ENTRIES.
________

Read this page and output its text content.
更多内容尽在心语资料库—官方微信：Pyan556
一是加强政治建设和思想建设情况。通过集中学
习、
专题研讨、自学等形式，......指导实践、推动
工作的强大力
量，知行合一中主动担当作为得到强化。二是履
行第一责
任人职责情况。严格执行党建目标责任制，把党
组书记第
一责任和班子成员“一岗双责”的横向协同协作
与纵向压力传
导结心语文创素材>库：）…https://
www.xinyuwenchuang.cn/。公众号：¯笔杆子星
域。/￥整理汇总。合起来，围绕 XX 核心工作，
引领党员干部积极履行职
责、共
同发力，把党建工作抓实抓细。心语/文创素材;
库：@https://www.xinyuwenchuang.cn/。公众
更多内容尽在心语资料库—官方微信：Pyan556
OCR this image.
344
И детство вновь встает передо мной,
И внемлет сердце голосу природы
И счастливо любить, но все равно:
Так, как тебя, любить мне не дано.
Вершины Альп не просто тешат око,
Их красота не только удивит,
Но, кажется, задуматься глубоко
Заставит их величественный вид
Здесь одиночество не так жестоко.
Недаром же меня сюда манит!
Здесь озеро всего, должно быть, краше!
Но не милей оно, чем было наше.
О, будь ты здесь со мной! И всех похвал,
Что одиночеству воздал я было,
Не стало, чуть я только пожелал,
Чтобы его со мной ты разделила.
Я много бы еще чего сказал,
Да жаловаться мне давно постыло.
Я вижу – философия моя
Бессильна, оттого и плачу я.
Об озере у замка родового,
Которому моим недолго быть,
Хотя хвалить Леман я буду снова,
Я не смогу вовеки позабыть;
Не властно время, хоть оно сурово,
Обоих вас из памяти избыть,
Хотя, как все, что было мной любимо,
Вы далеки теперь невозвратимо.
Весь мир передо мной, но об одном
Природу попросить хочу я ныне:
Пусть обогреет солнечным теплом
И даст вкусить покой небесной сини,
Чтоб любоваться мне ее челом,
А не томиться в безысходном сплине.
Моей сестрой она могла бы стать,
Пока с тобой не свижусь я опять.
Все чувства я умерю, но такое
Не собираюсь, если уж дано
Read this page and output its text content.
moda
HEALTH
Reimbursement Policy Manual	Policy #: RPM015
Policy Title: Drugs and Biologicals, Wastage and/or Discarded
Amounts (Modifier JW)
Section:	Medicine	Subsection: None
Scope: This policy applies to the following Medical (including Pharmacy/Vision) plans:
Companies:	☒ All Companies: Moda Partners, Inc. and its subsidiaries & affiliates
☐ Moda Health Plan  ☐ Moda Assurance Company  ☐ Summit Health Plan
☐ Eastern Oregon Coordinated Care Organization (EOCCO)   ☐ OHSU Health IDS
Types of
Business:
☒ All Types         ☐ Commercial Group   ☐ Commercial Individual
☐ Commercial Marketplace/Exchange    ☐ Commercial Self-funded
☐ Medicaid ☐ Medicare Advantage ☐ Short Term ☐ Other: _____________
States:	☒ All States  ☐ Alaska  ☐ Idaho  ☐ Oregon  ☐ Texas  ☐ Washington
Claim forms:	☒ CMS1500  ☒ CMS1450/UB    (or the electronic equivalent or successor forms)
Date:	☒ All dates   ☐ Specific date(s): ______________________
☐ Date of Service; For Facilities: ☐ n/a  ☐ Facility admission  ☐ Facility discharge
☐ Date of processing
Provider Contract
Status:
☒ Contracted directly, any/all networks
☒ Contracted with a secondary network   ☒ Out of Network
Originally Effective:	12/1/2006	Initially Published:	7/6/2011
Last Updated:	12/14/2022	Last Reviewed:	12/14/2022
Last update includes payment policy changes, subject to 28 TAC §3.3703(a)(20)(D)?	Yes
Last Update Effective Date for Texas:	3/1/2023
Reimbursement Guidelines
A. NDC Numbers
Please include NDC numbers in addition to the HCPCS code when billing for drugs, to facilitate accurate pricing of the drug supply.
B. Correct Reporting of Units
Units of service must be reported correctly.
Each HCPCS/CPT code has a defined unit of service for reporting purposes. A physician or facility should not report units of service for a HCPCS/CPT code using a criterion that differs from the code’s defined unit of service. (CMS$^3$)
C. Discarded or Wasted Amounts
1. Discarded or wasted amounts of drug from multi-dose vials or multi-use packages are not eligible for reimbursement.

________

DO THIS. Restate every record exactly, leaving nothing out.

REPLY.
Read this page and output its text content.
更多内容尽在心语资料库—官方微信：Pyan556
一是加强政治建设和思想建设情况。通过集中学
习、
专题研讨、自学等形式，......指导实践、推动
工作的强大力
量，知行合一中主动担当作为得到强化。二是履
行第一责
任人职责情况。严格执行党建目标责任制，把党
组书记第
一责任和班子成员“一岗双责”的横向协同协作
与纵向压力传
导结心语文创素材>库：）…https://
www.xinyuwenchuang.cn/。公众号：¯笔杆子星
域。/￥整理汇总。合起来，围绕 XX 核心工作，
引领党员干部积极履行职
责、共
同发力，把党建工作抓实抓细。心语/文创素材;
库：@https://www.xinyuwenchuang.cn/。公众
更多内容尽在心语资料库—官方微信：Pyan556
OCR this image.
344
И детство вновь встает передо мной,
И внемлет сердце голосу природы
И счастливо любить, но все равно:
Так, как тебя, любить мне не дано.
Вершины Альп не просто тешат око,
Их красота не только удивит,
Но, кажется, задуматься глубоко
Заставит их величественный вид
Здесь одиночество не так жестоко.
Недаром же меня сюда манит!
Здесь озеро всего, должно быть, краше!
Но не милей оно, чем было наше.
О, будь ты здесь со мной! И всех похвал,
Что одиночеству воздал я было,
Не стало, чуть я только пожелал,
Чтобы его со мной ты разделила.
Я много бы еще чего сказал,
Да жаловаться мне давно постыло.
Я вижу – философия моя
Бессильна, оттого и плачу я.
Об озере у замка родового,
Которому моим недолго быть,
Хотя хвалить Леман я буду снова,
Я не смогу вовеки позабыть;
Не властно время, хоть оно сурово,
Обоих вас из памяти избыть,
Хотя, как все, что было мной любимо,
Вы далеки теперь невозвратимо.
Весь мир передо мной, но об одном
Природу попросить хочу я ныне:
Пусть обогреет солнечным теплом
И даст вкусить покой небесной сини,
Чтоб любоваться мне ее челом,
А не томиться в безысходном сплине.
Моей сестрой она могла бы стать,
Пока с тобой не свижусь я опять.
Все чувства я умерю, но такое
Не собираюсь, если уж дано
Read this page and output its text content.
moda
HEALTH
Reimbursement Policy Manual	Policy #: RPM015
Policy Title: Drugs and Biologicals, Wastage and/or Discarded
Amounts (Modifier JW)
Section:	Medicine	Subsection: None
Scope: This policy applies to the following Medical (including Pharmacy/Vision) plans:
Companies:	☒ All Companies: Moda Partners, Inc. and its subsidiaries & affiliates
☐ Moda Health Plan  ☐ Moda Assurance Company  ☐ Summit Health Plan
☐ Eastern Oregon Coordinated Care Organization (EOCCO)   ☐ OHSU Health IDS
Types of
Business:
☒ All Types         ☐ Commercial Group   ☐ Commercial Individual
☐ Commercial Marketplace/Exchange    ☐ Commercial Self-funded
☐ Medicaid ☐ Medicare Advantage ☐ Short Term ☐ Other: _____________
States:	☒ All States  ☐ Alaska  ☐ Idaho  ☐ Oregon  ☐ Texas  ☐ Washington
Claim forms:	☒ CMS1500  ☒ CMS1450/UB    (or the electronic equivalent or successor forms)
Date:	☒ All dates   ☐ Specific date(s): ______________________
☐ Date of Service; For Facilities: ☐ n/a  ☐ Facility admission  ☐ Facility discharge
☐ Date of processing
Provider Contract
Status:
☒ Contracted directly, any/all networks
☒ Contracted with a secondary network   ☒ Out of Network
Originally Effective:	12/1/2006	Initially Published:	7/6/2011
Last Updated:	12/14/2022	Last Reviewed:	12/14/2022
Last update includes payment policy changes, subject to 28 TAC §3.3703(a)(20)(D)?	Yes
Last Update Effective Date for Texas:	3/1/2023
Reimbursement Guidelines
A. NDC Numbers
Please include NDC numbers in addition to the HCPCS code when billing for drugs, to facilitate accurate pricing of the drug supply.
B. Correct Reporting of Units
Units of service must be reported correctly.
Each HCPCS/CPT code has a defined unit of service for reporting purposes. A physician or facility should not report units of service for a HCPCS/CPT code using a criterion that differs from the code’s defined unit of service. (CMS$^3$)
C. Discarded or Wasted Amounts
1. Discarded or wasted amounts of drug from multi-dose vials or multi-use packages are not eligible for reimbursement.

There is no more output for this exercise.